▶ **What the exercise asks**:
Write out the full set of records exactly. Any pictures in them do not belong in the copy.

▶ **Data to use**:
## BEGIN

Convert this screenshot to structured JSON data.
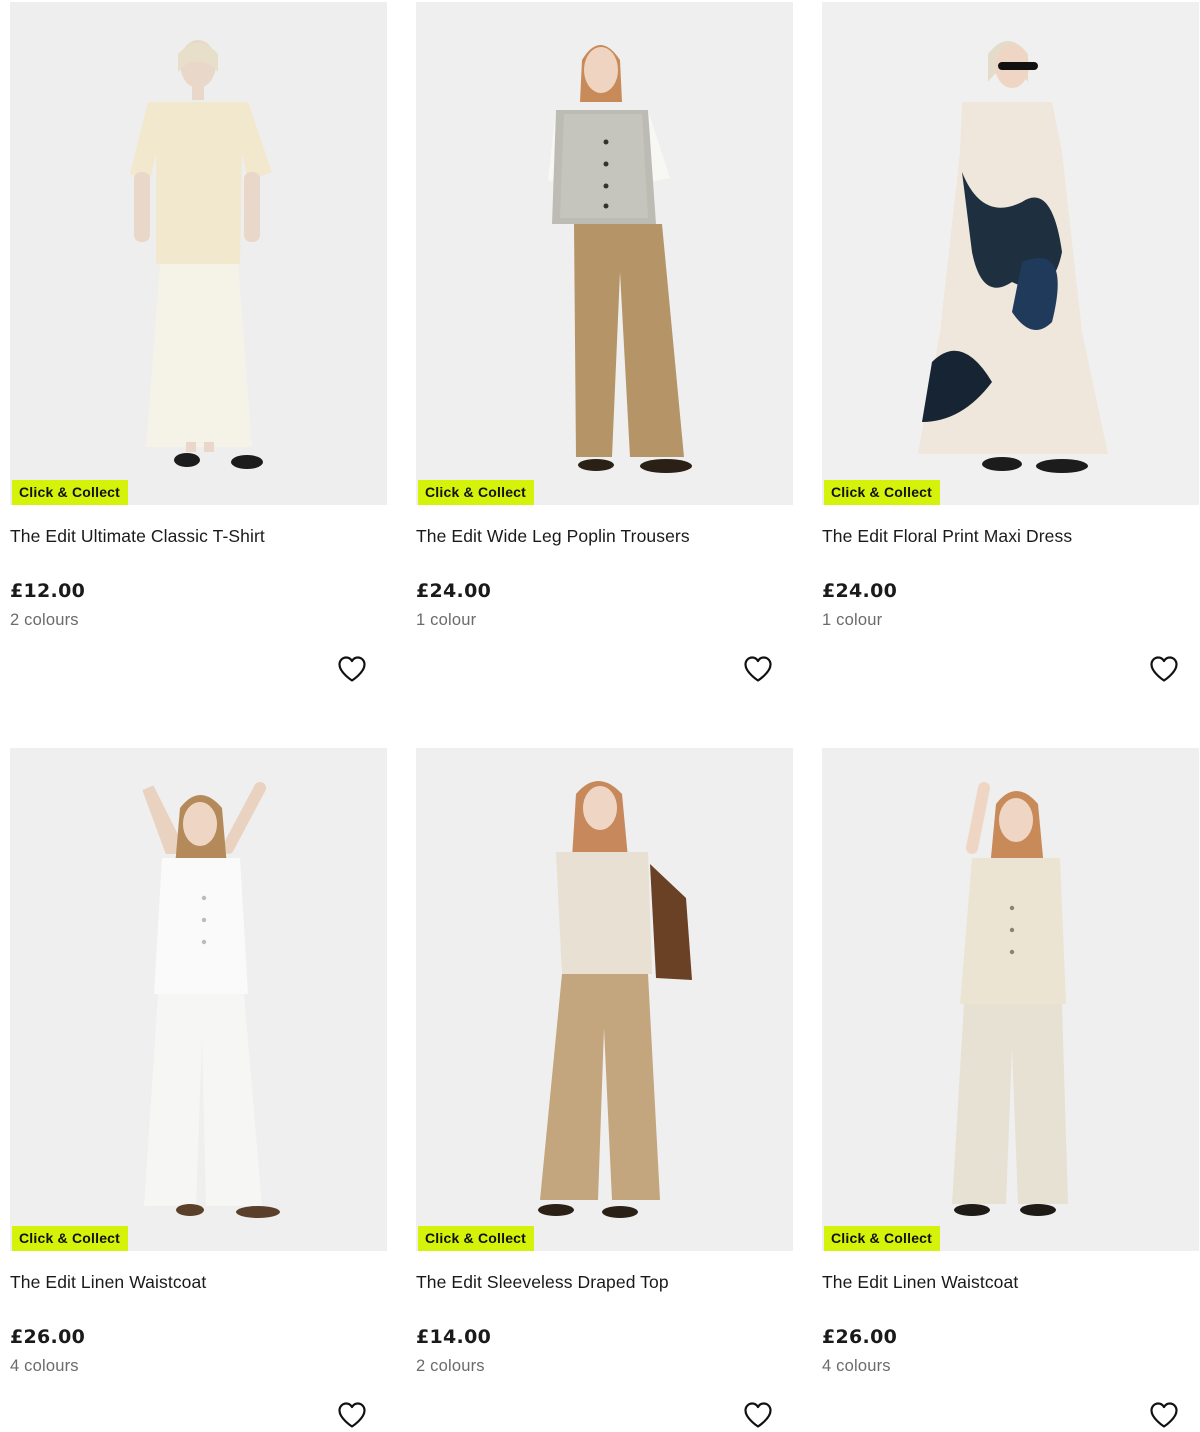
{
  "products": [
    {
      "badge": "Click & Collect",
      "title": "The Edit Ultimate Classic T-Shirt",
      "price": "£12.00",
      "colours": "2 colours",
      "wishlist_icon": "heart-outline-icon"
    },
    {
      "badge": "Click & Collect",
      "title": "The Edit Wide Leg Poplin Trousers",
      "price": "£24.00",
      "colours": "1 colour",
      "wishlist_icon": "heart-outline-icon"
    },
    {
      "badge": "Click & Collect",
      "title": "The Edit Floral Print Maxi Dress",
      "price": "£24.00",
      "colours": "1 colour",
      "wishlist_icon": "heart-outline-icon"
    },
    {
      "badge": "Click & Collect",
      "title": "The Edit Linen Waistcoat",
      "price": "£26.00",
      "colours": "4 colours",
      "wishlist_icon": "heart-outline-icon"
    },
    {
      "badge": "Click & Collect",
      "title": "The Edit Sleeveless Draped Top",
      "price": "£14.00",
      "colours": "2 colours",
      "wishlist_icon": "heart-outline-icon"
    },
    {
      "badge": "Click & Collect",
      "title": "The Edit Linen Waistcoat",
      "price": "£26.00",
      "colours": "4 colours",
      "wishlist_icon": "heart-outline-icon"
    }
  ],
  "colors": {
    "badge_bg": "#d4f20a",
    "image_bg": "#efefef",
    "text": "#1a1a1a",
    "muted": "#6b6b6b"
  }
}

## END

▶ **Output for this task**:
Convert this screenshot to structured JSON data.
{
  "products": [
    {
      "badge": "Click & Collect",
      "title": "The Edit Ultimate Classic T-Shirt",
      "price": "£12.00",
      "colours": "2 colours",
      "wishlist_icon": "heart-outline-icon"
    },
    {
      "badge": "Click & Collect",
      "title": "The Edit Wide Leg Poplin Trousers",
      "price": "£24.00",
      "colours": "1 colour",
      "wishlist_icon": "heart-outline-icon"
    },
    {
      "badge": "Click & Collect",
      "title": "The Edit Floral Print Maxi Dress",
      "price": "£24.00",
      "colours": "1 colour",
      "wishlist_icon": "heart-outline-icon"
    },
    {
      "badge": "Click & Collect",
      "title": "The Edit Linen Waistcoat",
      "price": "£26.00",
      "colours": "4 colours",
      "wishlist_icon": "heart-outline-icon"
    },
    {
      "badge": "Click & Collect",
      "title": "The Edit Sleeveless Draped Top",
      "price": "£14.00",
      "colours": "2 colours",
      "wishlist_icon": "heart-outline-icon"
    },
    {
      "badge": "Click & Collect",
      "title": "The Edit Linen Waistcoat",
      "price": "£26.00",
      "colours": "4 colours",
      "wishlist_icon": "heart-outline-icon"
    }
  ],
  "colors": {
    "badge_bg": "#d4f20a",
    "image_bg": "#efefef",
    "text": "#1a1a1a",
    "muted": "#6b6b6b"
  }
}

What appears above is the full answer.